### Record set ###
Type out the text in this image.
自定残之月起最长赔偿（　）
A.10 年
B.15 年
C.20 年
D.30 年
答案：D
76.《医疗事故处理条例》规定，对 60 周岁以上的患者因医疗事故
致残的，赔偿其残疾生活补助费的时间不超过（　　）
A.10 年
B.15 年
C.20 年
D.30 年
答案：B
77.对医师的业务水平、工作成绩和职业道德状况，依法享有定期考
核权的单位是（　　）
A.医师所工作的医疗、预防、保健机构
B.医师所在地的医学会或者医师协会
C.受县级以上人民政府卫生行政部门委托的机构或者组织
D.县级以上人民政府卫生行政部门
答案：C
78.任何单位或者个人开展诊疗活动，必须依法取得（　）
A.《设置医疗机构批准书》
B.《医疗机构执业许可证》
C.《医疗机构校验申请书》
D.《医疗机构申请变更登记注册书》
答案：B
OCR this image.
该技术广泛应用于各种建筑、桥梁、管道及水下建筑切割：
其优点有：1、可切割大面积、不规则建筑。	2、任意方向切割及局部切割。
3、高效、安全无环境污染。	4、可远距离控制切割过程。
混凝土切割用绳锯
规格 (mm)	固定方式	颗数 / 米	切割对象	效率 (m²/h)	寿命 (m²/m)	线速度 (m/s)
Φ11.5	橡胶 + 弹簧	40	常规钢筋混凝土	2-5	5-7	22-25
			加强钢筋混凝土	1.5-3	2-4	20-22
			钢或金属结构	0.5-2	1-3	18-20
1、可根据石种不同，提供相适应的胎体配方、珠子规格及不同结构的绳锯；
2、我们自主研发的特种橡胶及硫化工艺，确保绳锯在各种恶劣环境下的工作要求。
###
§ Work to be completed:
Restate the listing in full, word for word.

§ Result for this task:
Type out the text in this image.
自定残之月起最长赔偿（　）
A.10 年
B.15 年
C.20 年
D.30 年
答案：D
76.《医疗事故处理条例》规定，对 60 周岁以上的患者因医疗事故
致残的，赔偿其残疾生活补助费的时间不超过（　　）
A.10 年
B.15 年
C.20 年
D.30 年
答案：B
77.对医师的业务水平、工作成绩和职业道德状况，依法享有定期考
核权的单位是（　　）
A.医师所工作的医疗、预防、保健机构
B.医师所在地的医学会或者医师协会
C.受县级以上人民政府卫生行政部门委托的机构或者组织
D.县级以上人民政府卫生行政部门
答案：C
78.任何单位或者个人开展诊疗活动，必须依法取得（　）
A.《设置医疗机构批准书》
B.《医疗机构执业许可证》
C.《医疗机构校验申请书》
D.《医疗机构申请变更登记注册书》
答案：B
OCR this image.
该技术广泛应用于各种建筑、桥梁、管道及水下建筑切割：
其优点有：1、可切割大面积、不规则建筑。	2、任意方向切割及局部切割。
3、高效、安全无环境污染。	4、可远距离控制切割过程。
混凝土切割用绳锯
规格 (mm)	固定方式	颗数 / 米	切割对象	效率 (m²/h)	寿命 (m²/m)	线速度 (m/s)
Φ11.5	橡胶 + 弹簧	40	常规钢筋混凝土	2-5	5-7	22-25
			加强钢筋混凝土	1.5-3	2-4	20-22
			钢或金属结构	0.5-2	1-3	18-20
1、可根据石种不同，提供相适应的胎体配方、珠子规格及不同结构的绳锯；
2、我们自主研发的特种橡胶及硫化工艺，确保绳锯在各种恶劣环境下的工作要求。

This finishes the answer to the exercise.